▶ [INSTRUCTIONS TO FOLLOW]:
Transcribe every entry word for word, but skip the images.

— start of RECORD SET —

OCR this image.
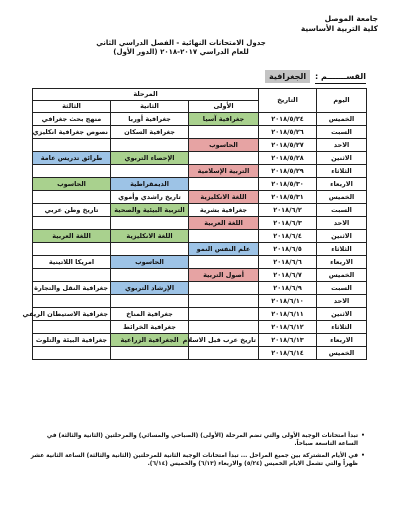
جامعة الموصل
كلية التربية الأساسية
جدول الامتحانات النهائية - الفصل الدراسي الثاني
للعام الدراسي ٢٠١٧-٢٠١٨ (الدور الأول)
القســـــــم : الجغرافية
اليوم	التاريخ	المرحلة		
		الأولى	الثانية	الثالثة
الخميس	٢٠١٨/٥/٢٤	جغرافية آسيا	جغرافية أوربا	منهج بحث جغرافي
السبت	٢٠١٨/٥/٢٦		جغرافية السكان	نصوص جغرافية انكليزي
الاحد	٢٠١٨/٥/٢٧	الحاسوب		
الاثنين	٢٠١٨/٥/٢٨		الإحصاء التربوي	طرائق تدريس عامة
الثلاثاء	٢٠١٨/٥/٢٩	التربية الإسلامية		
الاربعاء	٢٠١٨/٥/٣٠		الديمقراطية	الحاسوب
الخميس	٢٠١٨/٥/٣١	اللغة الانكليزية	تاريخ راشدي وأموي	
السبت	٢٠١٨/٦/٢	جغرافية بشرية	التربية البيئية والصحية	تاريخ وطن عربي
الاحد	٢٠١٨/٦/٣	اللغة العربية		
الاثنين	٢٠١٨/٦/٤		اللغة الانكليزية	اللغة العربية
الثلاثاء	٢٠١٨/٦/٥	علم النفس النمو		
الاربعاء	٢٠١٨/٦/٦		الحاسوب	امريكا اللاتينية
الخميس	٢٠١٨/٦/٧	أصول التربية		
السبت	٢٠١٨/٦/٩		الإرشاد التربوي	جغرافية النقل والتجارة
الاحد	٢٠١٨/٦/١٠			
الاثنين	٢٠١٨/٦/١١		جغرافية المناخ	جغرافية الاستيطان الريفي
الثلاثاء	٢٠١٨/٦/١٢		جغرافية الخرائط	
الاربعاء	٢٠١٨/٦/١٣	تاريخ عرب قبل الاسلام	الجغرافية الزراعية	جغرافية البيئة والتلوث
الخميس	٢٠١٨/٦/١٤			
•
تبدأ امتحانات الوجبة الأولى والتي تضم المرحلة (الأولى) (الصباحي والمسائي) والمرحلتين (الثانية والثالثة) في الساعة التاسعة صباحاً.
•
في الأيام المشتركة بين جميع المراحل ... تبدأ امتحانات الوجبة الثانية للمرحلتين (الثانية والثالثة) الساعة الثانية عشر ظهراً والتي تشمل الايام الخميس (٥/٢٤) والاربعاء (٦/١٣) والخميس (٦/١٤).
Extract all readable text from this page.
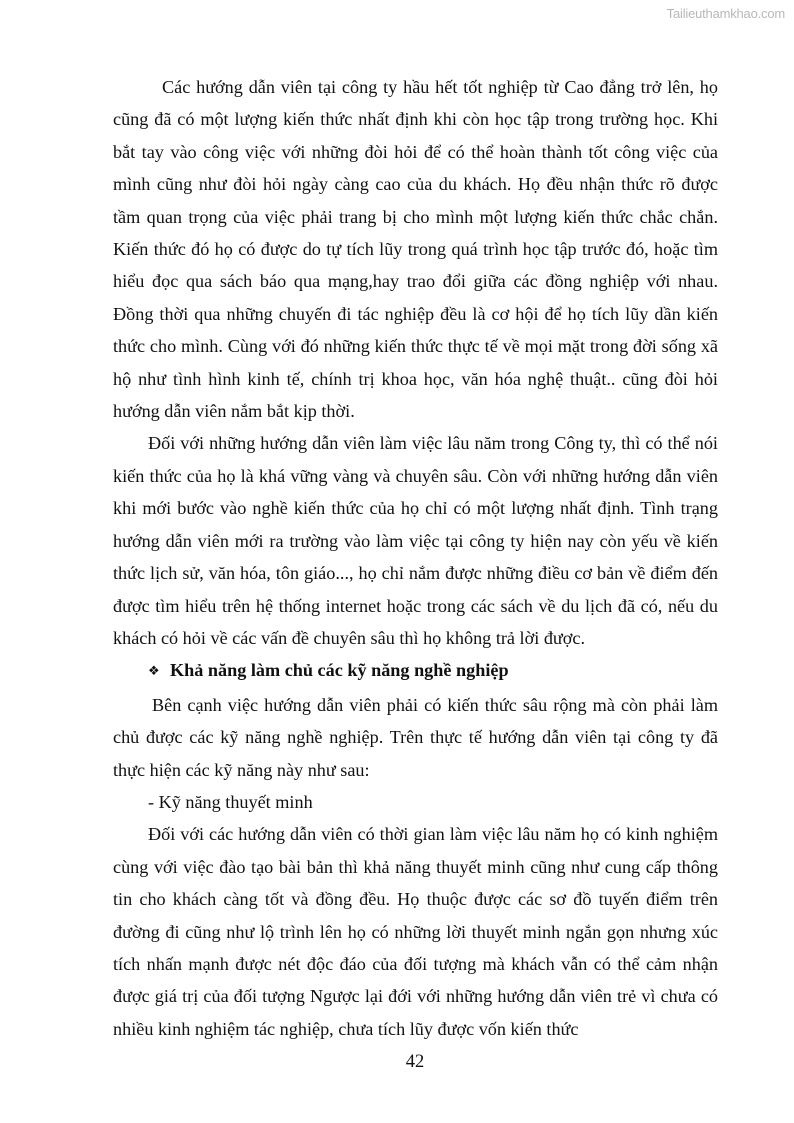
Tailieuthamkhao.com

Các hướng dẫn viên tại công ty hầu hết tốt nghiệp từ Cao đẳng trở lên, họ cũng đã có một lượng kiến thức nhất định khi còn học tập trong trường học. Khi bắt tay vào công việc với những đòi hỏi để có thể hoàn thành tốt công việc của mình cũng như đòi hỏi ngày càng cao của du khách. Họ đều nhận thức rõ được tầm quan trọng của việc phải trang bị cho mình một lượng kiến thức chắc chắn. Kiến thức đó họ có được do tự tích lũy trong quá trình học tập trước đó, hoặc tìm hiểu đọc qua sách báo qua mạng,hay trao đổi giữa các đồng nghiệp với nhau. Đồng thời qua những chuyến đi tác nghiệp đều là cơ hội để họ tích lũy dần kiến thức cho mình. Cùng với đó những kiến thức thực tế về mọi mặt trong đời sống xã hộ như tình hình kinh tế, chính trị khoa học, văn hóa nghệ thuật.. cũng đòi hỏi hướng dẫn viên nắm bắt kịp thời.

Đối với những hướng dẫn viên làm việc lâu năm trong Công ty, thì có thể nói kiến thức của họ là khá vững vàng và chuyên sâu. Còn với những hướng dẫn viên khi mới bước vào nghề kiến thức của họ chỉ có một lượng nhất định. Tình trạng hướng dẫn viên mới ra trường vào làm việc tại công ty hiện nay còn yếu về kiến thức lịch sử, văn hóa, tôn giáo..., họ chỉ nắm được những điều cơ bản về điểm đến được tìm hiểu trên hệ thống internet hoặc trong các sách về du lịch đã có, nếu du khách có hỏi về các vấn đề chuyên sâu thì họ không trả lời được.

❖ Khả năng làm chủ các kỹ năng nghề nghiệp

Bên cạnh việc hướng dẫn viên phải có kiến thức sâu rộng mà còn phải làm chủ được các kỹ năng nghề nghiệp. Trên thực tế hướng dẫn viên tại công ty đã thực hiện các kỹ năng này như sau:

- Kỹ năng thuyết minh

Đối với các hướng dẫn viên có thời gian làm việc lâu năm họ có kinh nghiệm cùng với việc đào tạo bài bản thì khả năng thuyết minh cũng như cung cấp thông tin cho khách càng tốt và đồng đều. Họ thuộc được các sơ đồ tuyến điểm trên đường đi cũng như lộ trình lên họ có những lời thuyết minh ngắn gọn nhưng xúc tích nhấn mạnh được nét độc đáo của đối tượng mà khách vẫn có thể cảm nhận được giá trị của đối tượng Ngược lại đới với những hướng dẫn viên trẻ vì chưa có nhiều kinh nghiệm tác nghiệp, chưa tích lũy được vốn kiến thức

42
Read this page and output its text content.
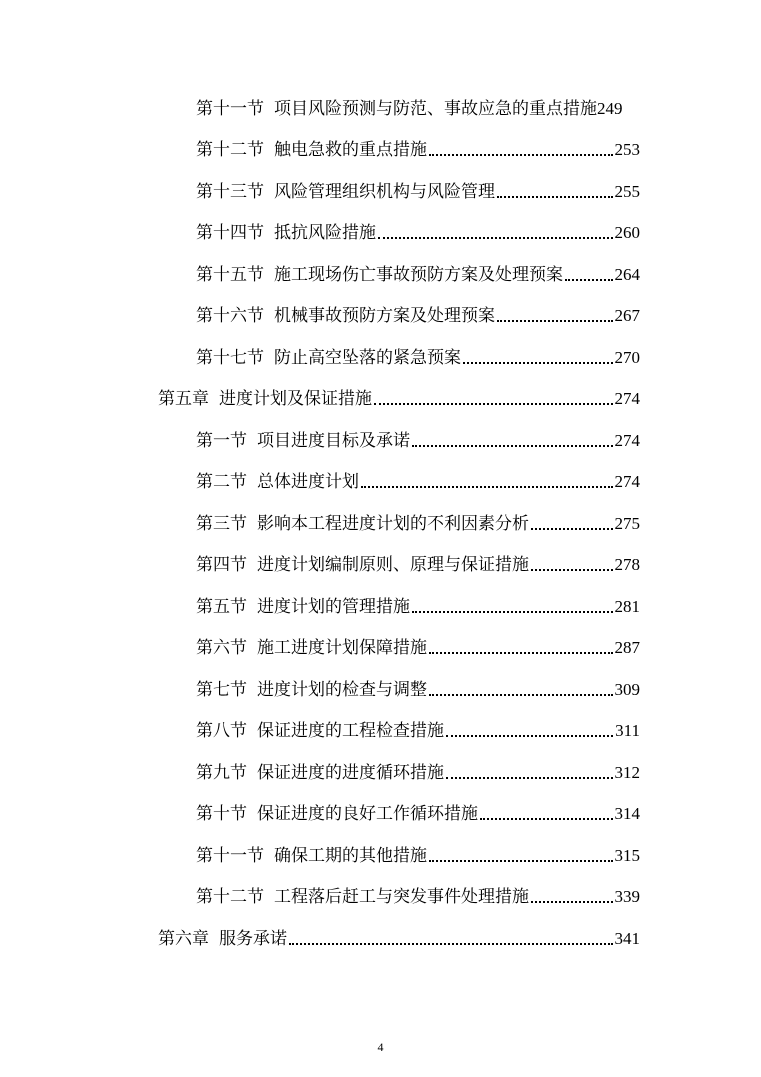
第十一节 项目风险预测与防范、事故应急的重点措施 249
第十二节 触电急救的重点措施	253
第十三节 风险管理组织机构与风险管理	255
第十四节 抵抗风险措施	260
第十五节 施工现场伤亡事故预防方案及处理预案	264
第十六节 机械事故预防方案及处理预案	267
第十七节 防止高空坠落的紧急预案	270
第五章 进度计划及保证措施	274
第一节 项目进度目标及承诺	274
第二节 总体进度计划	274
第三节 影响本工程进度计划的不利因素分析	275
第四节 进度计划编制原则、原理与保证措施	278
第五节 进度计划的管理措施	281
第六节 施工进度计划保障措施	287
第七节 进度计划的检查与调整	309
第八节 保证进度的工程检查措施	311
第九节 保证进度的进度循环措施	312
第十节 保证进度的良好工作循环措施	314
第十一节 确保工期的其他措施	315
第十二节 工程落后赶工与突发事件处理措施	339
第六章 服务承诺	341
4
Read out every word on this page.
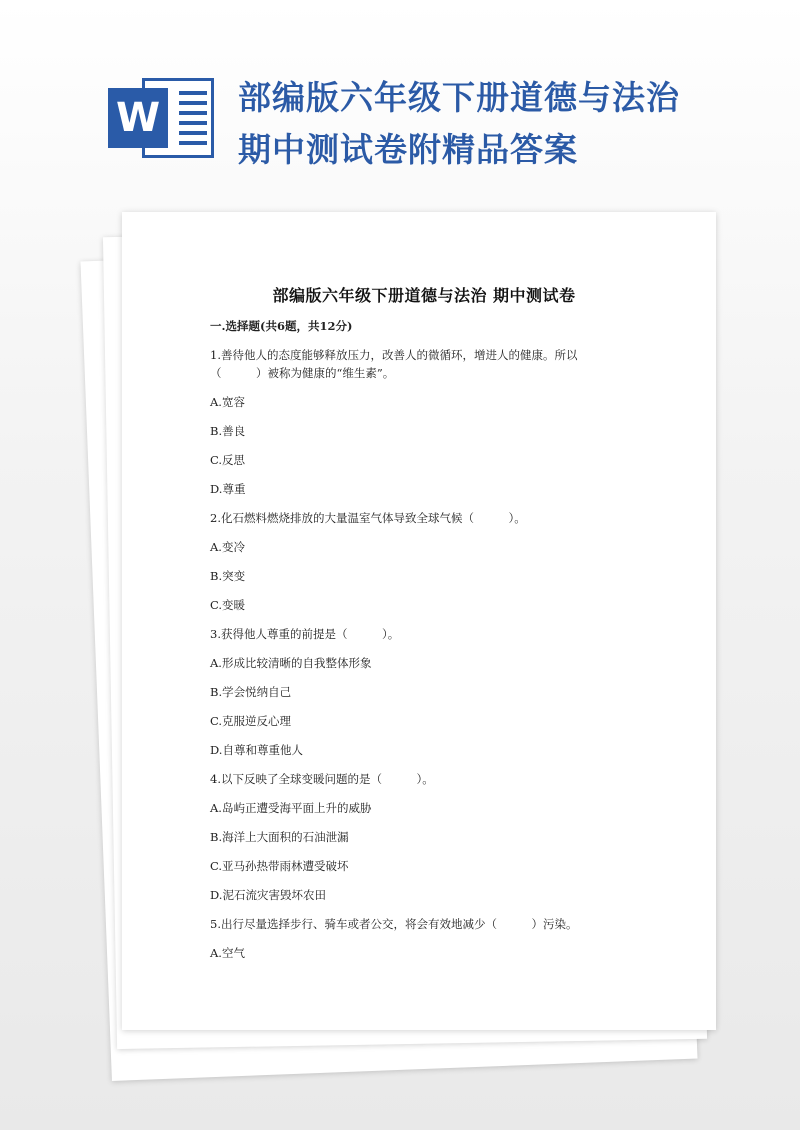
W 部编版六年级下册道德与法治
期中测试卷附精品答案
部编版六年级下册道德与法治 期中测试卷
一.选择题(共6题，共12分)
1.善待他人的态度能够释放压力，改善人的微循环，增进人的健康。所以（　　　）被称为健康的“维生素”。
A.宽容
B.善良
C.反思
D.尊重
2.化石燃料燃烧排放的大量温室气体导致全球气候（　　　）。
A.变冷
B.突变
C.变暖
3.获得他人尊重的前提是（　　　）。
A.形成比较清晰的自我整体形象
B.学会悦纳自己
C.克服逆反心理
D.自尊和尊重他人
4.以下反映了全球变暖问题的是（　　　）。
A.岛屿正遭受海平面上升的威胁
B.海洋上大面积的石油泄漏
C.亚马孙热带雨林遭受破坏
D.泥石流灾害毁坏农田
5.出行尽量选择步行、骑车或者公交，将会有效地减少（　　　）污染。
A.空气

— end of RECORD SET —

▶ [RESULT OF THE TASK]:
OCR this image.
جامعة الموصل
كلية التربية الأساسية
جدول الامتحانات النهائية - الفصل الدراسي الثاني
للعام الدراسي ٢٠١٧-٢٠١٨ (الدور الأول)
القســـــــم : الجغرافية
اليوم	التاريخ	المرحلة		
		الأولى	الثانية	الثالثة
الخميس	٢٠١٨/٥/٢٤	جغرافية آسيا	جغرافية أوربا	منهج بحث جغرافي
السبت	٢٠١٨/٥/٢٦		جغرافية السكان	نصوص جغرافية انكليزي
الاحد	٢٠١٨/٥/٢٧	الحاسوب		
الاثنين	٢٠١٨/٥/٢٨		الإحصاء التربوي	طرائق تدريس عامة
الثلاثاء	٢٠١٨/٥/٢٩	التربية الإسلامية		
الاربعاء	٢٠١٨/٥/٣٠		الديمقراطية	الحاسوب
الخميس	٢٠١٨/٥/٣١	اللغة الانكليزية	تاريخ راشدي وأموي	
السبت	٢٠١٨/٦/٢	جغرافية بشرية	التربية البيئية والصحية	تاريخ وطن عربي
الاحد	٢٠١٨/٦/٣	اللغة العربية		
الاثنين	٢٠١٨/٦/٤		اللغة الانكليزية	اللغة العربية
الثلاثاء	٢٠١٨/٦/٥	علم النفس النمو		
الاربعاء	٢٠١٨/٦/٦		الحاسوب	امريكا اللاتينية
الخميس	٢٠١٨/٦/٧	أصول التربية		
السبت	٢٠١٨/٦/٩		الإرشاد التربوي	جغرافية النقل والتجارة
الاحد	٢٠١٨/٦/١٠			
الاثنين	٢٠١٨/٦/١١		جغرافية المناخ	جغرافية الاستيطان الريفي
الثلاثاء	٢٠١٨/٦/١٢		جغرافية الخرائط	
الاربعاء	٢٠١٨/٦/١٣	تاريخ عرب قبل الاسلام	الجغرافية الزراعية	جغرافية البيئة والتلوث
الخميس	٢٠١٨/٦/١٤			
•
تبدأ امتحانات الوجبة الأولى والتي تضم المرحلة (الأولى) (الصباحي والمسائي) والمرحلتين (الثانية والثالثة) في الساعة التاسعة صباحاً.
•
في الأيام المشتركة بين جميع المراحل ... تبدأ امتحانات الوجبة الثانية للمرحلتين (الثانية والثالثة) الساعة الثانية عشر ظهراً والتي تشمل الايام الخميس (٥/٢٤) والاربعاء (٦/١٣) والخميس (٦/١٤).
Extract all readable text from this page.
Tailieuthamkhao.com

Các hướng dẫn viên tại công ty hầu hết tốt nghiệp từ Cao đẳng trở lên, họ cũng đã có một lượng kiến thức nhất định khi còn học tập trong trường học. Khi bắt tay vào công việc với những đòi hỏi để có thể hoàn thành tốt công việc của mình cũng như đòi hỏi ngày càng cao của du khách. Họ đều nhận thức rõ được tầm quan trọng của việc phải trang bị cho mình một lượng kiến thức chắc chắn. Kiến thức đó họ có được do tự tích lũy trong quá trình học tập trước đó, hoặc tìm hiểu đọc qua sách báo qua mạng,hay trao đổi giữa các đồng nghiệp với nhau. Đồng thời qua những chuyến đi tác nghiệp đều là cơ hội để họ tích lũy dần kiến thức cho mình. Cùng với đó những kiến thức thực tế về mọi mặt trong đời sống xã hộ như tình hình kinh tế, chính trị khoa học, văn hóa nghệ thuật.. cũng đòi hỏi hướng dẫn viên nắm bắt kịp thời.

Đối với những hướng dẫn viên làm việc lâu năm trong Công ty, thì có thể nói kiến thức của họ là khá vững vàng và chuyên sâu. Còn với những hướng dẫn viên khi mới bước vào nghề kiến thức của họ chỉ có một lượng nhất định. Tình trạng hướng dẫn viên mới ra trường vào làm việc tại công ty hiện nay còn yếu về kiến thức lịch sử, văn hóa, tôn giáo..., họ chỉ nắm được những điều cơ bản về điểm đến được tìm hiểu trên hệ thống internet hoặc trong các sách về du lịch đã có, nếu du khách có hỏi về các vấn đề chuyên sâu thì họ không trả lời được.

❖ Khả năng làm chủ các kỹ năng nghề nghiệp

Bên cạnh việc hướng dẫn viên phải có kiến thức sâu rộng mà còn phải làm chủ được các kỹ năng nghề nghiệp. Trên thực tế hướng dẫn viên tại công ty đã thực hiện các kỹ năng này như sau:

- Kỹ năng thuyết minh

Đối với các hướng dẫn viên có thời gian làm việc lâu năm họ có kinh nghiệm cùng với việc đào tạo bài bản thì khả năng thuyết minh cũng như cung cấp thông tin cho khách càng tốt và đồng đều. Họ thuộc được các sơ đồ tuyến điểm trên đường đi cũng như lộ trình lên họ có những lời thuyết minh ngắn gọn nhưng xúc tích nhấn mạnh được nét độc đáo của đối tượng mà khách vẫn có thể cảm nhận được giá trị của đối tượng Ngược lại đới với những hướng dẫn viên trẻ vì chưa có nhiều kinh nghiệm tác nghiệp, chưa tích lũy được vốn kiến thức

42
Read this page and output its text content.
第十一节 项目风险预测与防范、事故应急的重点措施 249
第十二节 触电急救的重点措施	253
第十三节 风险管理组织机构与风险管理	255
第十四节 抵抗风险措施	260
第十五节 施工现场伤亡事故预防方案及处理预案	264
第十六节 机械事故预防方案及处理预案	267
第十七节 防止高空坠落的紧急预案	270
第五章 进度计划及保证措施	274
第一节 项目进度目标及承诺	274
第二节 总体进度计划	274
第三节 影响本工程进度计划的不利因素分析	275
第四节 进度计划编制原则、原理与保证措施	278
第五节 进度计划的管理措施	281
第六节 施工进度计划保障措施	287
第七节 进度计划的检查与调整	309
第八节 保证进度的工程检查措施	311
第九节 保证进度的进度循环措施	312
第十节 保证进度的良好工作循环措施	314
第十一节 确保工期的其他措施	315
第十二节 工程落后赶工与突发事件处理措施	339
第六章 服务承诺	341
4
Read out every word on this page.
W 部编版六年级下册道德与法治
期中测试卷附精品答案
部编版六年级下册道德与法治 期中测试卷
一.选择题(共6题，共12分)
1.善待他人的态度能够释放压力，改善人的微循环，增进人的健康。所以（　　　）被称为健康的“维生素”。
A.宽容
B.善良
C.反思
D.尊重
2.化石燃料燃烧排放的大量温室气体导致全球气候（　　　）。
A.变冷
B.突变
C.变暖
3.获得他人尊重的前提是（　　　）。
A.形成比较清晰的自我整体形象
B.学会悦纳自己
C.克服逆反心理
D.自尊和尊重他人
4.以下反映了全球变暖问题的是（　　　）。
A.岛屿正遭受海平面上升的威胁
B.海洋上大面积的石油泄漏
C.亚马孙热带雨林遭受破坏
D.泥石流灾害毁坏农田
5.出行尽量选择步行、骑车或者公交，将会有效地减少（　　　）污染。
A.空气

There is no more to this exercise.